** START OF MATERIAL TO PROCESS **

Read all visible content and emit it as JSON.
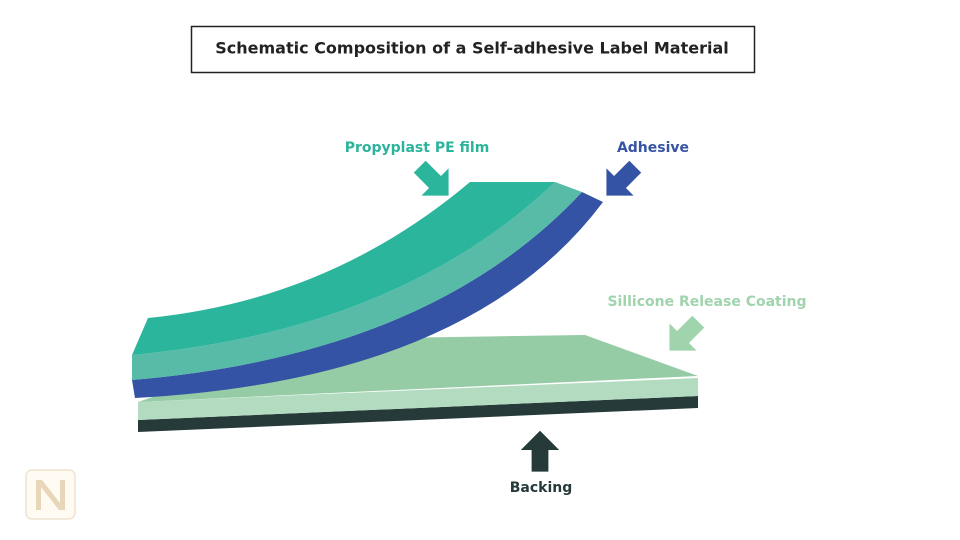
{
  "header": {
    "title": "Schematic Composition of a Self-adhesive Label Material"
  },
  "labels": {
    "film": "Propyplast PE film",
    "adhesive": "Adhesive",
    "coating": "Sillicone Release Coating",
    "backing": "Backing"
  }
}
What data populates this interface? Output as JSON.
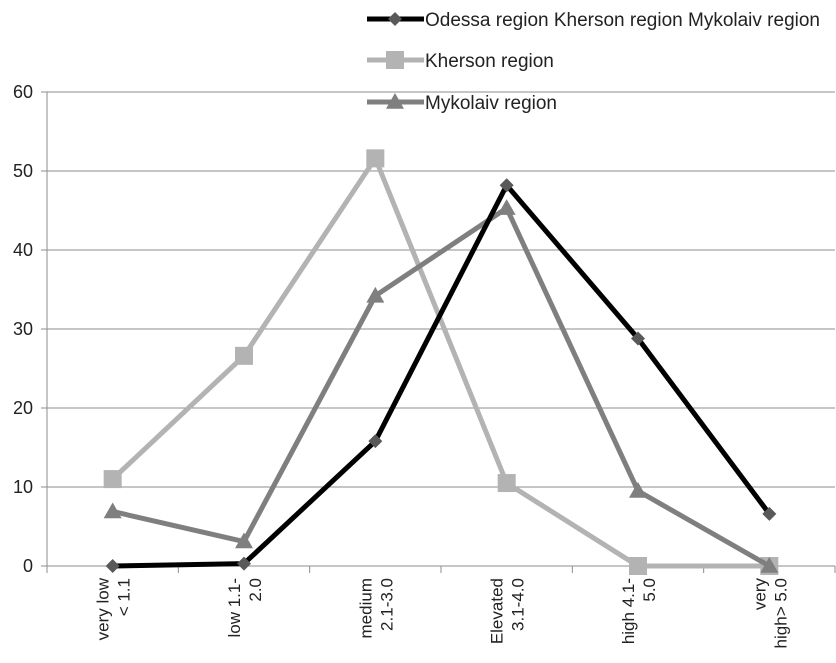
{
  "chart_data": {
    "type": "line",
    "title": "",
    "xlabel": "",
    "ylabel": "",
    "ylim": [
      0,
      60
    ],
    "yticks": [
      "0",
      "10",
      "20",
      "30",
      "40",
      "50",
      "60"
    ],
    "grid": true,
    "legend_position": "top-right",
    "categories": [
      [
        "very low",
        "< 1.1"
      ],
      [
        "low 1.1-",
        "2.0"
      ],
      [
        "medium",
        "2.1-3.0"
      ],
      [
        "Elevated",
        "3.1-4.0"
      ],
      [
        "high 4.1-",
        "5.0"
      ],
      [
        "very",
        "high> 5.0"
      ]
    ],
    "series": [
      {
        "name": "Odessa region Kherson region Mykolaiv region",
        "color": "#000000",
        "marker": "diamond",
        "values": [
          0,
          0.3,
          15.8,
          48.2,
          28.8,
          6.6
        ]
      },
      {
        "name": "Kherson region",
        "color": "#b3b3b3",
        "marker": "square",
        "values": [
          11,
          26.6,
          51.6,
          10.5,
          0,
          0
        ]
      },
      {
        "name": "Mykolaiv region",
        "color": "#7f7f7f",
        "marker": "triangle",
        "values": [
          6.9,
          3.1,
          34.2,
          45.3,
          9.5,
          0
        ]
      }
    ]
  }
}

** END OF MATERIAL TO PROCESS **

● THE EXERCISE
Every line above should be returned word for word, with the pictures left behind.

● WORKED SOLUTION
Read all visible content and emit it as JSON.
{
  "header": {
    "title": "Schematic Composition of a Self-adhesive Label Material"
  },
  "labels": {
    "film": "Propyplast PE film",
    "adhesive": "Adhesive",
    "coating": "Sillicone Release Coating",
    "backing": "Backing"
  }
}
What data populates this interface? Output as JSON.
{
  "chart_data": {
    "type": "line",
    "title": "",
    "xlabel": "",
    "ylabel": "",
    "ylim": [
      0,
      60
    ],
    "yticks": [
      "0",
      "10",
      "20",
      "30",
      "40",
      "50",
      "60"
    ],
    "grid": true,
    "legend_position": "top-right",
    "categories": [
      [
        "very low",
        "< 1.1"
      ],
      [
        "low 1.1-",
        "2.0"
      ],
      [
        "medium",
        "2.1-3.0"
      ],
      [
        "Elevated",
        "3.1-4.0"
      ],
      [
        "high 4.1-",
        "5.0"
      ],
      [
        "very",
        "high> 5.0"
      ]
    ],
    "series": [
      {
        "name": "Odessa region Kherson region Mykolaiv region",
        "color": "#000000",
        "marker": "diamond",
        "values": [
          0,
          0.3,
          15.8,
          48.2,
          28.8,
          6.6
        ]
      },
      {
        "name": "Kherson region",
        "color": "#b3b3b3",
        "marker": "square",
        "values": [
          11,
          26.6,
          51.6,
          10.5,
          0,
          0
        ]
      },
      {
        "name": "Mykolaiv region",
        "color": "#7f7f7f",
        "marker": "triangle",
        "values": [
          6.9,
          3.1,
          34.2,
          45.3,
          9.5,
          0
        ]
      }
    ]
  }
}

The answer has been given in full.